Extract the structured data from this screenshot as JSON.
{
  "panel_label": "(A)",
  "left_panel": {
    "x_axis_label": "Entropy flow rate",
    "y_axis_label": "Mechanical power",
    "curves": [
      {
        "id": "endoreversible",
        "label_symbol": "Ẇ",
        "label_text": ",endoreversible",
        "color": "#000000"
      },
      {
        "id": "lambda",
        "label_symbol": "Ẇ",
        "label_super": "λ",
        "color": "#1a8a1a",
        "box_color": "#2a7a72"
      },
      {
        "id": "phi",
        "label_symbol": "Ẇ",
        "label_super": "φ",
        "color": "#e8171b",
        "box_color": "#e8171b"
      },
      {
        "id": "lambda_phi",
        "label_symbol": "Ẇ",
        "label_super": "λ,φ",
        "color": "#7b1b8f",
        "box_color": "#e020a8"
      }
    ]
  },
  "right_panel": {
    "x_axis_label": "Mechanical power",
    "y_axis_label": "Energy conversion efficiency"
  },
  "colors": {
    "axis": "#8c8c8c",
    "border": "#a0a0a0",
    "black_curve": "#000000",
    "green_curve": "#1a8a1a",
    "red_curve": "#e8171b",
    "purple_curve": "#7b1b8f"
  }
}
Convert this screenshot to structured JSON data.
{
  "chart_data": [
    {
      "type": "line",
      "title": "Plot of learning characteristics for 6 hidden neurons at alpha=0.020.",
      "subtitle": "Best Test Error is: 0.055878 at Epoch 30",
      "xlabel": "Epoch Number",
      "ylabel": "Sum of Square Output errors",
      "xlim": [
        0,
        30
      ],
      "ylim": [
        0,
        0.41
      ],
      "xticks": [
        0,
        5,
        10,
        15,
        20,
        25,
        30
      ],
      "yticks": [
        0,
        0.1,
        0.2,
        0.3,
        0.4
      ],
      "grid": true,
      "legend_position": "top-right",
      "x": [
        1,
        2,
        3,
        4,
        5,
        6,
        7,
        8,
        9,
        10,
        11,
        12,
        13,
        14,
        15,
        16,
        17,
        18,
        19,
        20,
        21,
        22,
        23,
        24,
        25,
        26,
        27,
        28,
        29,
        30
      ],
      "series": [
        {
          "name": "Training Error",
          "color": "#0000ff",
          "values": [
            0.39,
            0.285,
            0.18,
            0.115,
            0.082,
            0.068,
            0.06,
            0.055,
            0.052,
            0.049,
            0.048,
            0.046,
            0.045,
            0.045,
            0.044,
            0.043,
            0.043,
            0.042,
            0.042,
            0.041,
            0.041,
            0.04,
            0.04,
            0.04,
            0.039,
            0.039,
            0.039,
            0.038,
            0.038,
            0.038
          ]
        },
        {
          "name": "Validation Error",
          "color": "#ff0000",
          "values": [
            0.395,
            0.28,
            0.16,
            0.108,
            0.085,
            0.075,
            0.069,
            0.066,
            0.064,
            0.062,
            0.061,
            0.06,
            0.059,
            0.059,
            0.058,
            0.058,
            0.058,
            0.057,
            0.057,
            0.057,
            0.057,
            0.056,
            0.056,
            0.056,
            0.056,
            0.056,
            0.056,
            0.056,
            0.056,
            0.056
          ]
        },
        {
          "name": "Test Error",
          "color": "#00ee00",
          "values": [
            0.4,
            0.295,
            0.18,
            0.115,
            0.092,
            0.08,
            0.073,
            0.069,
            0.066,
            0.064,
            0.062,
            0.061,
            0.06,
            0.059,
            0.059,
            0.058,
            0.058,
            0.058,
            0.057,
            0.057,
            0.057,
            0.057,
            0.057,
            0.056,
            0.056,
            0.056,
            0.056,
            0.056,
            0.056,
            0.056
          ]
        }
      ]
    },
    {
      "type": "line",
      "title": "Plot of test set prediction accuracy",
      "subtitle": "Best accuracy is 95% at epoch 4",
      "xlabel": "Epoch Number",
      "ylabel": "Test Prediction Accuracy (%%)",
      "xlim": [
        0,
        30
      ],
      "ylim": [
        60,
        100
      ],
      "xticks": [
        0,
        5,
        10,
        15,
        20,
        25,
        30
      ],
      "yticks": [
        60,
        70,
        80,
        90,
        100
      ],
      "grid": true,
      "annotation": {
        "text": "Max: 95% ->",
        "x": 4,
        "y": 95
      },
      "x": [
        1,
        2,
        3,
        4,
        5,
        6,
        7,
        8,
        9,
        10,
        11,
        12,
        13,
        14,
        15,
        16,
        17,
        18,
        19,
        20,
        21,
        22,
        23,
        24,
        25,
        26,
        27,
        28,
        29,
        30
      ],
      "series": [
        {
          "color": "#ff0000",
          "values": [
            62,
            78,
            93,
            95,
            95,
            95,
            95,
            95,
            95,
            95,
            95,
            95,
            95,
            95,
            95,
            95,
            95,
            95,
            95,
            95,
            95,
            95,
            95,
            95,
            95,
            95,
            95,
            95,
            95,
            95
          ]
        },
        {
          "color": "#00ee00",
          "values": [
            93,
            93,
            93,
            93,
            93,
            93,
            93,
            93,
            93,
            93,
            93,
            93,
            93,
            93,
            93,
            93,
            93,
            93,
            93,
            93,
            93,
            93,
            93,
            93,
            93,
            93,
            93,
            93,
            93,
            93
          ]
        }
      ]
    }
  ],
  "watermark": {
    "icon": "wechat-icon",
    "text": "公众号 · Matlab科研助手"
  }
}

• • • •

> _Objective_
Select all lines in the listing that include the word "screenshot".

> _Right answer_
Extract the structured data from this screenshot as JSON.
Convert this screenshot to structured JSON data.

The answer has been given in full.